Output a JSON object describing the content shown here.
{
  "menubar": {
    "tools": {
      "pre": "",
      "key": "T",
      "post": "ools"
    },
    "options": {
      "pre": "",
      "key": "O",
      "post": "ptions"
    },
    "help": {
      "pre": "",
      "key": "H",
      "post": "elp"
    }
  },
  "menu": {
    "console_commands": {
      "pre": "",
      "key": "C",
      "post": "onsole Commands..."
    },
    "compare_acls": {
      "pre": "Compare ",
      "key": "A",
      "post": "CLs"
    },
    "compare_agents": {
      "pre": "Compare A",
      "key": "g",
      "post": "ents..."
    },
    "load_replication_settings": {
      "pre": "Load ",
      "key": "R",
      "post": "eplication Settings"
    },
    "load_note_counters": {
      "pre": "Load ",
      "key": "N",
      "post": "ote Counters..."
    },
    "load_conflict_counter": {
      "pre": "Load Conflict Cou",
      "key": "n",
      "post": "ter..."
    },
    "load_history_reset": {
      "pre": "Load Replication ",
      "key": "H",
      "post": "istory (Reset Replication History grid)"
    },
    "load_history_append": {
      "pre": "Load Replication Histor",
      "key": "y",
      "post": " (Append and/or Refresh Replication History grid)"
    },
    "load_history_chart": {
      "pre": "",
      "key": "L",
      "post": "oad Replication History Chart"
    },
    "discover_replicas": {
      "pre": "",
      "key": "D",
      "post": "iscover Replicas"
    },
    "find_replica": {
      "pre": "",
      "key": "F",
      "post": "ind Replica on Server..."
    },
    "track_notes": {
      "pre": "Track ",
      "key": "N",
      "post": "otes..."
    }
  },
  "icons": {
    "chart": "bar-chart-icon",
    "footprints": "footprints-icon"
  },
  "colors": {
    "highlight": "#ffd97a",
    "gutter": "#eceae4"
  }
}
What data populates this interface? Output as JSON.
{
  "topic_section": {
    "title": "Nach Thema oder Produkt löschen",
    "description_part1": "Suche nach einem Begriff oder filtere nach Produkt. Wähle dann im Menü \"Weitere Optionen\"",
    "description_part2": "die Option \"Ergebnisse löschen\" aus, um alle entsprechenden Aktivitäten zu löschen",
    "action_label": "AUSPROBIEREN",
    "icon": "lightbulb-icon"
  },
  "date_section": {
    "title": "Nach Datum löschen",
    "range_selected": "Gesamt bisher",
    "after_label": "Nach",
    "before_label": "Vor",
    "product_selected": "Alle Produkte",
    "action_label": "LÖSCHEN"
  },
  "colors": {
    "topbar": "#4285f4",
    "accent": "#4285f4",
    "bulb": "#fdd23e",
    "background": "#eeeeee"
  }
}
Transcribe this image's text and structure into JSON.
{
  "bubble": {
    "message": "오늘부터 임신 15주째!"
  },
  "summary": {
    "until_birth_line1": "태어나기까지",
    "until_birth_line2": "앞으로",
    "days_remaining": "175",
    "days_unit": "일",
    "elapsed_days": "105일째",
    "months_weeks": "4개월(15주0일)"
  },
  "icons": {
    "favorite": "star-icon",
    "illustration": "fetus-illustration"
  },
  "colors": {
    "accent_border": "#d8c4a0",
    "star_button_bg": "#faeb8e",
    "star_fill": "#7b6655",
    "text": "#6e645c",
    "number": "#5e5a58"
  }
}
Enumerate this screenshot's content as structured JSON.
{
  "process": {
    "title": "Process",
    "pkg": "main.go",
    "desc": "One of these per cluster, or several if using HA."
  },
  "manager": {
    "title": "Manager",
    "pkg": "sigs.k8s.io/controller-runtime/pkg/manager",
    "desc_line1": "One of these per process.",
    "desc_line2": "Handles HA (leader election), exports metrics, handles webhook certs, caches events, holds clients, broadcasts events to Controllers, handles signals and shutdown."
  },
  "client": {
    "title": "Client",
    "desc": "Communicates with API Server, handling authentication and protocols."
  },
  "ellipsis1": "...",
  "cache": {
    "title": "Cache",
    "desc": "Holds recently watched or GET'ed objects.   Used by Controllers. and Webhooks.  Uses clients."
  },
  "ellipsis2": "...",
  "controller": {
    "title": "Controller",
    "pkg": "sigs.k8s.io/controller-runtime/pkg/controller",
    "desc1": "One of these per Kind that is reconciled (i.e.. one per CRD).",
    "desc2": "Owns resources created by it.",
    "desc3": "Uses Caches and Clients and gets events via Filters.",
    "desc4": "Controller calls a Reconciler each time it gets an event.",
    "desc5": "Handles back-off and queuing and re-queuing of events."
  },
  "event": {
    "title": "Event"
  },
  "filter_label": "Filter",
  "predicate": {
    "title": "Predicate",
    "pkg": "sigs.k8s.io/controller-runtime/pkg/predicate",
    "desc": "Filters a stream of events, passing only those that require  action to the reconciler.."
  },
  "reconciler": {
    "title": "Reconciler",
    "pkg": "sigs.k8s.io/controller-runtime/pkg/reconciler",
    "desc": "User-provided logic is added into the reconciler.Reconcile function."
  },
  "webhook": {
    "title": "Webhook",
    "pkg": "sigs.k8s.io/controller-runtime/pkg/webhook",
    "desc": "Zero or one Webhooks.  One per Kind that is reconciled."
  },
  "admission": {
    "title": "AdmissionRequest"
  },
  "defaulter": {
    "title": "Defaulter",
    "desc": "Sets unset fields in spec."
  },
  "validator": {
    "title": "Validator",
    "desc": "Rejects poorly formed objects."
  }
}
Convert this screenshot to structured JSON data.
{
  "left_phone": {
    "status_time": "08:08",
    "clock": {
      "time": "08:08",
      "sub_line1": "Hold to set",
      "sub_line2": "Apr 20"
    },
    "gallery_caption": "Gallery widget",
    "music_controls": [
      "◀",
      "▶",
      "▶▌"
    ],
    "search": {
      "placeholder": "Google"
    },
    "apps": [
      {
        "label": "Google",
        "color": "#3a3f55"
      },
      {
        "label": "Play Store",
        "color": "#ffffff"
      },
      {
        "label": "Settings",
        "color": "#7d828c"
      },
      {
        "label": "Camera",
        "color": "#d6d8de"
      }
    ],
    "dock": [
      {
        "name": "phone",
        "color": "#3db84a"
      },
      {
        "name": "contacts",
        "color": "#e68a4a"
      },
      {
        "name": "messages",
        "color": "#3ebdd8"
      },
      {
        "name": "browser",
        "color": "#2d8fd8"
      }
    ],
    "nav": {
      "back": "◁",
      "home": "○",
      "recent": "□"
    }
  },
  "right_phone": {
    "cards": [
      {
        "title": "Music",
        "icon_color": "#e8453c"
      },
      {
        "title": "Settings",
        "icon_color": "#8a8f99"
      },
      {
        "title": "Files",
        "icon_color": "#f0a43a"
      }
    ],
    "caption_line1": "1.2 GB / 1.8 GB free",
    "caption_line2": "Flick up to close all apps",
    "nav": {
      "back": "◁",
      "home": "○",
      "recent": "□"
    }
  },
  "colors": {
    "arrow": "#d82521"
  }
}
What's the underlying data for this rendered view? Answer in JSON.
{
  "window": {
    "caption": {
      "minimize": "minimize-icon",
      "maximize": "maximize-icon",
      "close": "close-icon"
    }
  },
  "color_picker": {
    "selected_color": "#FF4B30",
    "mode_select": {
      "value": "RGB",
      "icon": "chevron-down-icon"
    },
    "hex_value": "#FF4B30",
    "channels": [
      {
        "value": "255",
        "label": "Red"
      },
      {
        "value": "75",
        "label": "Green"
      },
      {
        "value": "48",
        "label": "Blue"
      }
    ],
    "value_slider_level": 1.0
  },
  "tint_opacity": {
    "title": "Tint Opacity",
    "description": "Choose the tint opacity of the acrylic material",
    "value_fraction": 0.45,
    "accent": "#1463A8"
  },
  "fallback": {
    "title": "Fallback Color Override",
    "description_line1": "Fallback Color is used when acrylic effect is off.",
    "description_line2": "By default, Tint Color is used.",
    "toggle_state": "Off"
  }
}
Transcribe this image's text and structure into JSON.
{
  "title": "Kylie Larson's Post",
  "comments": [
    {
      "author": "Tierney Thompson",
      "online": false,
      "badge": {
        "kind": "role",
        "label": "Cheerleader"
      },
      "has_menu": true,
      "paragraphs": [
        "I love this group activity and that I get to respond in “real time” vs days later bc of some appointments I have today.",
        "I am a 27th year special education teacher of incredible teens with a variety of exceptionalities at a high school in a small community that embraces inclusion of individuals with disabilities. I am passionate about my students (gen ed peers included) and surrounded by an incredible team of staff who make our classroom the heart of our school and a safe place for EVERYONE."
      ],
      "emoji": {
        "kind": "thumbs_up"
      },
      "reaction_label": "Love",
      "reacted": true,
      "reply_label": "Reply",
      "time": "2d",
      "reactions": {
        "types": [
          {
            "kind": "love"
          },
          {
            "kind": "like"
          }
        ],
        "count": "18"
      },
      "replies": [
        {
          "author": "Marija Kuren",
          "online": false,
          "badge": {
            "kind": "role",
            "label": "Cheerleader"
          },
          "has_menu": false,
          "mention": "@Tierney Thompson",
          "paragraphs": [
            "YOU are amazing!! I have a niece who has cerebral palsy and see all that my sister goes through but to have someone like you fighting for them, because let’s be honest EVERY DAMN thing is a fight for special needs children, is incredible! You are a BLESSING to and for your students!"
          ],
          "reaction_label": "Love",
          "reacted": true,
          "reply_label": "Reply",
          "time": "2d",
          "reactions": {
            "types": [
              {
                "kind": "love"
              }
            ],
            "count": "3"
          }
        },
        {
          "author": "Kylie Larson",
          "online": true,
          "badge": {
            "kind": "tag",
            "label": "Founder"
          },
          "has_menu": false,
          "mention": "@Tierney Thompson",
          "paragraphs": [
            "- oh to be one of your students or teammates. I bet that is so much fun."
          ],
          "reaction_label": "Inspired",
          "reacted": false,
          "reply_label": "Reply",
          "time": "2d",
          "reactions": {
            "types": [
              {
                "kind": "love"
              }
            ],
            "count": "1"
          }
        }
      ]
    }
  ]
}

## Your task
Your reply is one number: how many lines of the records above contain the word "with".

## Correct answer
2